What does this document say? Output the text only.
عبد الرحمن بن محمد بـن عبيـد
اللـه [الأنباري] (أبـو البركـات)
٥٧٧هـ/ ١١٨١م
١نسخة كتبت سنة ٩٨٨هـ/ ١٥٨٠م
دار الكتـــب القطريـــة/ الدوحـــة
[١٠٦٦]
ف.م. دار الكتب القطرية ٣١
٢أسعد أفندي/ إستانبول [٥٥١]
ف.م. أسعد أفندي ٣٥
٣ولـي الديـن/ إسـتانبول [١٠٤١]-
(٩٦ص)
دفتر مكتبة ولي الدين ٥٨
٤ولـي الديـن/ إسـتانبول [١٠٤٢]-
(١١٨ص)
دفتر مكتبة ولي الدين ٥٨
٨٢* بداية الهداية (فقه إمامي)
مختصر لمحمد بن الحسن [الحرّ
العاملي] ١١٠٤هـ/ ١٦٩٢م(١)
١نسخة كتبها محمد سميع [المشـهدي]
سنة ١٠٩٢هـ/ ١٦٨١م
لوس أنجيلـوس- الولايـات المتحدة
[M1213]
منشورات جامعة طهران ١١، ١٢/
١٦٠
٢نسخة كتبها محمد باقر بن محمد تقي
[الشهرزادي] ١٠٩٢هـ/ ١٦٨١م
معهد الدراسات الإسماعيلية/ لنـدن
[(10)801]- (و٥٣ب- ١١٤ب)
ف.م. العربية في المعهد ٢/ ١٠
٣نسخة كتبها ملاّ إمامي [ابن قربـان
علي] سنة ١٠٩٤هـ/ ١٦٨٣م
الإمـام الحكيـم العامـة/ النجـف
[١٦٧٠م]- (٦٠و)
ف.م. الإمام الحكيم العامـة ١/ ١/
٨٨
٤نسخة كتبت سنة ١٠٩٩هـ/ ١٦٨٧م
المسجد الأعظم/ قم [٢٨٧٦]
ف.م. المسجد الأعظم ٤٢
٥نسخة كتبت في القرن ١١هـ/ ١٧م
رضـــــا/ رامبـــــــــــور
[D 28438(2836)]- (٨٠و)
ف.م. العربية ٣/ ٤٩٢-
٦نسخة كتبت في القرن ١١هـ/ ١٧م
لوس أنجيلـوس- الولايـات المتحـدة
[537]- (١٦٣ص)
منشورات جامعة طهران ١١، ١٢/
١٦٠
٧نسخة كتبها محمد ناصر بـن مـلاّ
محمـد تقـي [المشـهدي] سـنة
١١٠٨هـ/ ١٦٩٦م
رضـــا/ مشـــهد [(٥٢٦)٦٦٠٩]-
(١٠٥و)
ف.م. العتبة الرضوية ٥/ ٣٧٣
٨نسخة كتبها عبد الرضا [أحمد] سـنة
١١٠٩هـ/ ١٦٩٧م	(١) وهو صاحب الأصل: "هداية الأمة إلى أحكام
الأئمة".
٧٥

####

Give an exact copy of all the data shown above.

What does this document say? Output the text only.
عبد الرحمن بن محمد بـن عبيـد
اللـه [الأنباري] (أبـو البركـات)
٥٧٧هـ/ ١١٨١م
١نسخة كتبت سنة ٩٨٨هـ/ ١٥٨٠م
دار الكتـــب القطريـــة/ الدوحـــة
[١٠٦٦]
ف.م. دار الكتب القطرية ٣١
٢أسعد أفندي/ إستانبول [٥٥١]
ف.م. أسعد أفندي ٣٥
٣ولـي الديـن/ إسـتانبول [١٠٤١]-
(٩٦ص)
دفتر مكتبة ولي الدين ٥٨
٤ولـي الديـن/ إسـتانبول [١٠٤٢]-
(١١٨ص)
دفتر مكتبة ولي الدين ٥٨
٨٢* بداية الهداية (فقه إمامي)
مختصر لمحمد بن الحسن [الحرّ
العاملي] ١١٠٤هـ/ ١٦٩٢م(١)
١نسخة كتبها محمد سميع [المشـهدي]
سنة ١٠٩٢هـ/ ١٦٨١م
لوس أنجيلـوس- الولايـات المتحدة
[M1213]
منشورات جامعة طهران ١١، ١٢/
١٦٠
٢نسخة كتبها محمد باقر بن محمد تقي
[الشهرزادي] ١٠٩٢هـ/ ١٦٨١م
معهد الدراسات الإسماعيلية/ لنـدن
[(10)801]- (و٥٣ب- ١١٤ب)
ف.م. العربية في المعهد ٢/ ١٠
٣نسخة كتبها ملاّ إمامي [ابن قربـان
علي] سنة ١٠٩٤هـ/ ١٦٨٣م
الإمـام الحكيـم العامـة/ النجـف
[١٦٧٠م]- (٦٠و)
ف.م. الإمام الحكيم العامـة ١/ ١/
٨٨
٤نسخة كتبت سنة ١٠٩٩هـ/ ١٦٨٧م
المسجد الأعظم/ قم [٢٨٧٦]
ف.م. المسجد الأعظم ٤٢
٥نسخة كتبت في القرن ١١هـ/ ١٧م
رضـــــا/ رامبـــــــــــور
[D 28438(2836)]- (٨٠و)
ف.م. العربية ٣/ ٤٩٢-
٦نسخة كتبت في القرن ١١هـ/ ١٧م
لوس أنجيلـوس- الولايـات المتحـدة
[537]- (١٦٣ص)
منشورات جامعة طهران ١١، ١٢/
١٦٠
٧نسخة كتبها محمد ناصر بـن مـلاّ
محمـد تقـي [المشـهدي] سـنة
١١٠٨هـ/ ١٦٩٦م
رضـــا/ مشـــهد [(٥٢٦)٦٦٠٩]-
(١٠٥و)
ف.م. العتبة الرضوية ٥/ ٣٧٣
٨نسخة كتبها عبد الرضا [أحمد] سـنة
١١٠٩هـ/ ١٦٩٧م	(١) وهو صاحب الأصل: "هداية الأمة إلى أحكام
الأئمة".
٧٥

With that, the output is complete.